* [What you have to do]
Every line that includes the word "Amerikaanse" needs to be copied from the listing.

* [Supplied material]
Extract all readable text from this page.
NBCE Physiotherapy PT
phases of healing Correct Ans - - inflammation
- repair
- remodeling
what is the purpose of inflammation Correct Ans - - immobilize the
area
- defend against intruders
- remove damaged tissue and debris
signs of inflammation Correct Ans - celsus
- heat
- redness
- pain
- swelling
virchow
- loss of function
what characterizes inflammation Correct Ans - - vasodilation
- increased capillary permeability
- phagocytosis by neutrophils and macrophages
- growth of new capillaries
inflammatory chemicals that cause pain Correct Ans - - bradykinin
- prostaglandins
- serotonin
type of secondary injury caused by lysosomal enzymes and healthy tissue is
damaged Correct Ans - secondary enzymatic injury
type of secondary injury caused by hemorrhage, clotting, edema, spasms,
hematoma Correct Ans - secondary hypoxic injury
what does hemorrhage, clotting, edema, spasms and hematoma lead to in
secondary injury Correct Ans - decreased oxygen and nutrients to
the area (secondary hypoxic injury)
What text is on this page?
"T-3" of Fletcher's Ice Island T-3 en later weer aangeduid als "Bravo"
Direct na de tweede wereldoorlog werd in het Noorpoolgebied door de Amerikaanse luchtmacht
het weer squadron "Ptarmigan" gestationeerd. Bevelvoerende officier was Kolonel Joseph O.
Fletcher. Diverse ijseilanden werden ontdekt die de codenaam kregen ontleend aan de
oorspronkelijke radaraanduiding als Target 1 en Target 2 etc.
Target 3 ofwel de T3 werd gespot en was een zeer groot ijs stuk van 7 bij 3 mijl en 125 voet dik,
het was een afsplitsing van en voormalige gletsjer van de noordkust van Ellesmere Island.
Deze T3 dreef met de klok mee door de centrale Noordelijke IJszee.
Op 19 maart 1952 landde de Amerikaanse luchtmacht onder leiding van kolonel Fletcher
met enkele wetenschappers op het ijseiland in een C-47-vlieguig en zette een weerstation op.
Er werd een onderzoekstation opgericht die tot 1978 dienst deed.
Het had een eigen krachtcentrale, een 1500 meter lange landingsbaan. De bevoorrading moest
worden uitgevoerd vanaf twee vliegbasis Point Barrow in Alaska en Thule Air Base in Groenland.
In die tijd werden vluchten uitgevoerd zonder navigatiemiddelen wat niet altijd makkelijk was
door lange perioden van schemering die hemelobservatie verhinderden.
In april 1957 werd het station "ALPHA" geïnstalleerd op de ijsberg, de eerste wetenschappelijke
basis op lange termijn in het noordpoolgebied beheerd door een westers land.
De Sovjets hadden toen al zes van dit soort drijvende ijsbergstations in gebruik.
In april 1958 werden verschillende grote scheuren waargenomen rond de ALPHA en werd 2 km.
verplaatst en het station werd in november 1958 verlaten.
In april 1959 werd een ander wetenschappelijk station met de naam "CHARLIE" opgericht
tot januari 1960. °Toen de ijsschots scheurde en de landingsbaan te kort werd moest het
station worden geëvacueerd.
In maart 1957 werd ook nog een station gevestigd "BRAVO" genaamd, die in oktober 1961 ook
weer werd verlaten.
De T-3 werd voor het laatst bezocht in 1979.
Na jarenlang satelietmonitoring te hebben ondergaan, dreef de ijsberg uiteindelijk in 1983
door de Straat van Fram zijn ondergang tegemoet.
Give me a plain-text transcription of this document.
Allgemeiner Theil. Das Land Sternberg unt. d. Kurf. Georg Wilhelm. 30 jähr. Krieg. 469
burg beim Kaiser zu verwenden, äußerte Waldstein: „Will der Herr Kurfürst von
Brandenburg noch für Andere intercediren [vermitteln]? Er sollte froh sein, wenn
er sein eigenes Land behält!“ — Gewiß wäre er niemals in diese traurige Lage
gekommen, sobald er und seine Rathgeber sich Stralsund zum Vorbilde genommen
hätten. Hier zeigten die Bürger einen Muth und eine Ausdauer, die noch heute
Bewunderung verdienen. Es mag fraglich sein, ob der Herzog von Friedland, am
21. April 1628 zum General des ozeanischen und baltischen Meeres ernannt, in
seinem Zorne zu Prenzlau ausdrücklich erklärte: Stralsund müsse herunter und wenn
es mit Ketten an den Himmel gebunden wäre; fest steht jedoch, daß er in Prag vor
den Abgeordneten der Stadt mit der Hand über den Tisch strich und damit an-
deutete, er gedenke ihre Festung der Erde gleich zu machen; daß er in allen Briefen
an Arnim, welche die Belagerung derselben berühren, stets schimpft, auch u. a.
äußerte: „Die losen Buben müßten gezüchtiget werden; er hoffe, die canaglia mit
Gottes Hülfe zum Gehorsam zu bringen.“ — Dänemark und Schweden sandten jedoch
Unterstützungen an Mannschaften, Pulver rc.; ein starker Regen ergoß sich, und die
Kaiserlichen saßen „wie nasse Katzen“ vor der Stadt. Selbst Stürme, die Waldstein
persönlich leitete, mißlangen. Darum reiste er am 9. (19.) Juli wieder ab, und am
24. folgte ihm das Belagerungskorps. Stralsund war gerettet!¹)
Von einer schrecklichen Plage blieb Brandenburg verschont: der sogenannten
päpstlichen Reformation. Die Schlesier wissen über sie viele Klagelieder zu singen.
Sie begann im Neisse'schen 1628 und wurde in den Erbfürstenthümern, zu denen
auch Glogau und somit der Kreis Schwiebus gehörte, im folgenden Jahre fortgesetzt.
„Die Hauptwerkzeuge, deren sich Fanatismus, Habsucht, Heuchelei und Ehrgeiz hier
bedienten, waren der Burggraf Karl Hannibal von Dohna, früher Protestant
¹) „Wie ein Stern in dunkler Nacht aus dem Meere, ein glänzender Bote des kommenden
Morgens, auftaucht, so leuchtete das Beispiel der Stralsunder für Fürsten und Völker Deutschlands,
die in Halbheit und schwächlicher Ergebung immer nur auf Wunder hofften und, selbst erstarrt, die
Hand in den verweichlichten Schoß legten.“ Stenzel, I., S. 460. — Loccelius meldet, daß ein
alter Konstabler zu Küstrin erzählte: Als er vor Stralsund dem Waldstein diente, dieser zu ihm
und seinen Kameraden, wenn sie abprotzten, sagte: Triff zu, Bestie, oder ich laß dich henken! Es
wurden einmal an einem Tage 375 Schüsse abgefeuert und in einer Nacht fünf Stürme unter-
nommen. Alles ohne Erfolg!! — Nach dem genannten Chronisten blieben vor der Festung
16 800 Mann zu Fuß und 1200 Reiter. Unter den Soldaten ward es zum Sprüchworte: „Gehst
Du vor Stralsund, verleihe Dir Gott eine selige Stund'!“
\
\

* [Answer space]
Direct na de tweede wereldoorlog werd in het Noorpoolgebied door de Amerikaanse luchtmacht
Op 19 maart 1952 landde de Amerikaanse luchtmacht onder leiding van kolonel Fletcher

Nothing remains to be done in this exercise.